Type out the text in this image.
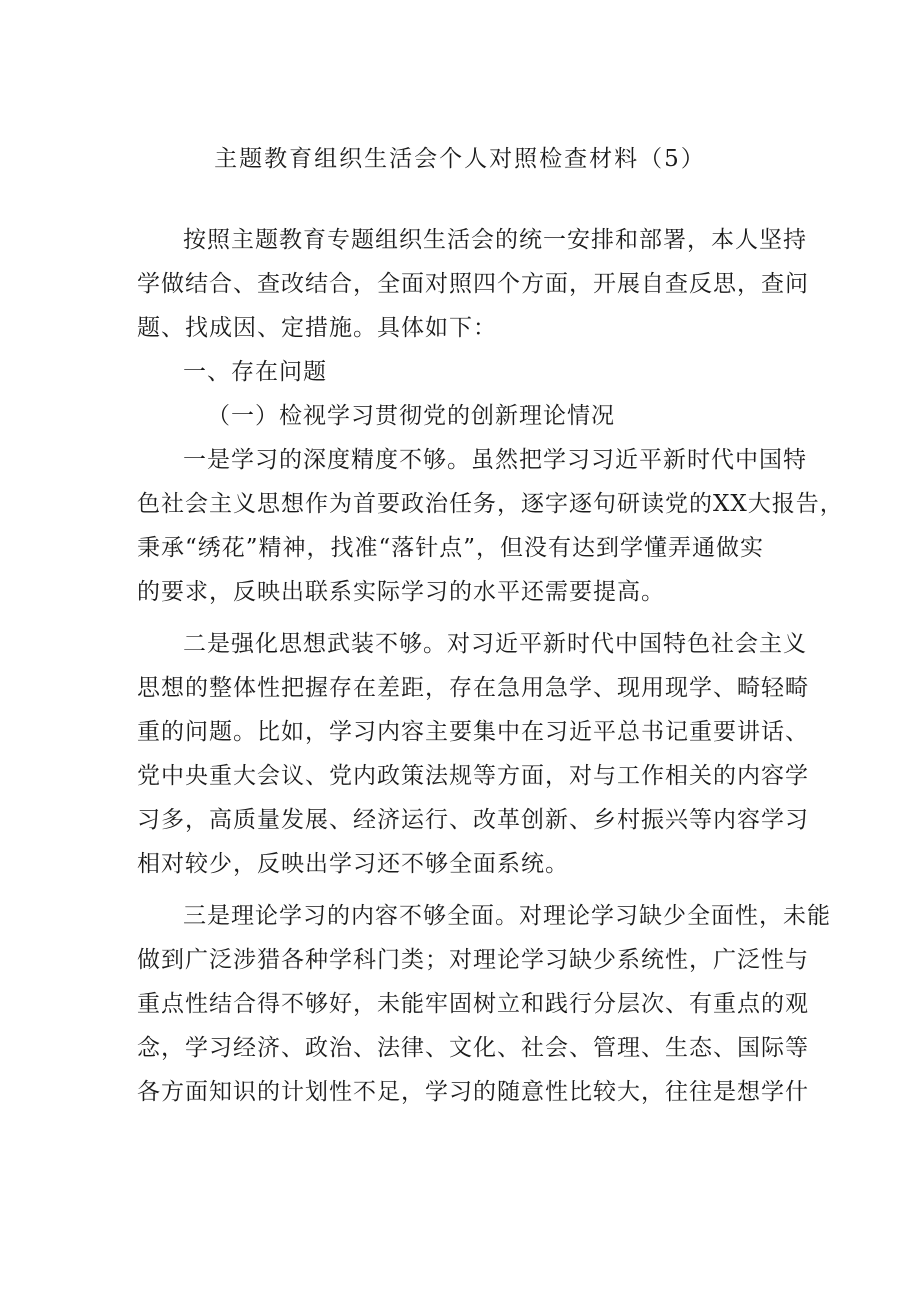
主题教育组织生活会个人对照检查材料（5）
按照主题教育专题组织生活会的统一安排和部署，本人坚持
学做结合、查改结合，全面对照四个方面，开展自查反思，查问
题、找成因、定措施。具体如下：
一、存在问题
（一）检视学习贯彻党的创新理论情况
一是学习的深度精度不够。虽然把学习习近平新时代中国特
色社会主义思想作为首要政治任务，逐字逐句研读党的XX大报告，
秉承“绣花”精神，找准“落针点”，但没有达到学懂弄通做实
的要求，反映出联系实际学习的水平还需要提高。
二是强化思想武装不够。对习近平新时代中国特色社会主义
思想的整体性把握存在差距，存在急用急学、现用现学、畸轻畸
重的问题。比如，学习内容主要集中在习近平总书记重要讲话、
党中央重大会议、党内政策法规等方面，对与工作相关的内容学
习多，高质量发展、经济运行、改革创新、乡村振兴等内容学习
相对较少，反映出学习还不够全面系统。
三是理论学习的内容不够全面。对理论学习缺少全面性，未能
做到广泛涉猎各种学科门类；对理论学习缺少系统性，广泛性与
重点性结合得不够好，未能牢固树立和践行分层次、有重点的观
念，学习经济、政治、法律、文化、社会、管理、生态、国际等
各方面知识的计划性不足，学习的随意性比较大，往往是想学什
----------
JOB: The records above need to be restated word for word, with the pictures left out.

RESULT:
Type out the text in this image.
主题教育组织生活会个人对照检查材料（5）
按照主题教育专题组织生活会的统一安排和部署，本人坚持
学做结合、查改结合，全面对照四个方面，开展自查反思，查问
题、找成因、定措施。具体如下：
一、存在问题
（一）检视学习贯彻党的创新理论情况
一是学习的深度精度不够。虽然把学习习近平新时代中国特
色社会主义思想作为首要政治任务，逐字逐句研读党的XX大报告，
秉承“绣花”精神，找准“落针点”，但没有达到学懂弄通做实
的要求，反映出联系实际学习的水平还需要提高。
二是强化思想武装不够。对习近平新时代中国特色社会主义
思想的整体性把握存在差距，存在急用急学、现用现学、畸轻畸
重的问题。比如，学习内容主要集中在习近平总书记重要讲话、
党中央重大会议、党内政策法规等方面，对与工作相关的内容学
习多，高质量发展、经济运行、改革创新、乡村振兴等内容学习
相对较少，反映出学习还不够全面系统。
三是理论学习的内容不够全面。对理论学习缺少全面性，未能
做到广泛涉猎各种学科门类；对理论学习缺少系统性，广泛性与
重点性结合得不够好，未能牢固树立和践行分层次、有重点的观
念，学习经济、政治、法律、文化、社会、管理、生态、国际等
各方面知识的计划性不足，学习的随意性比较大，往往是想学什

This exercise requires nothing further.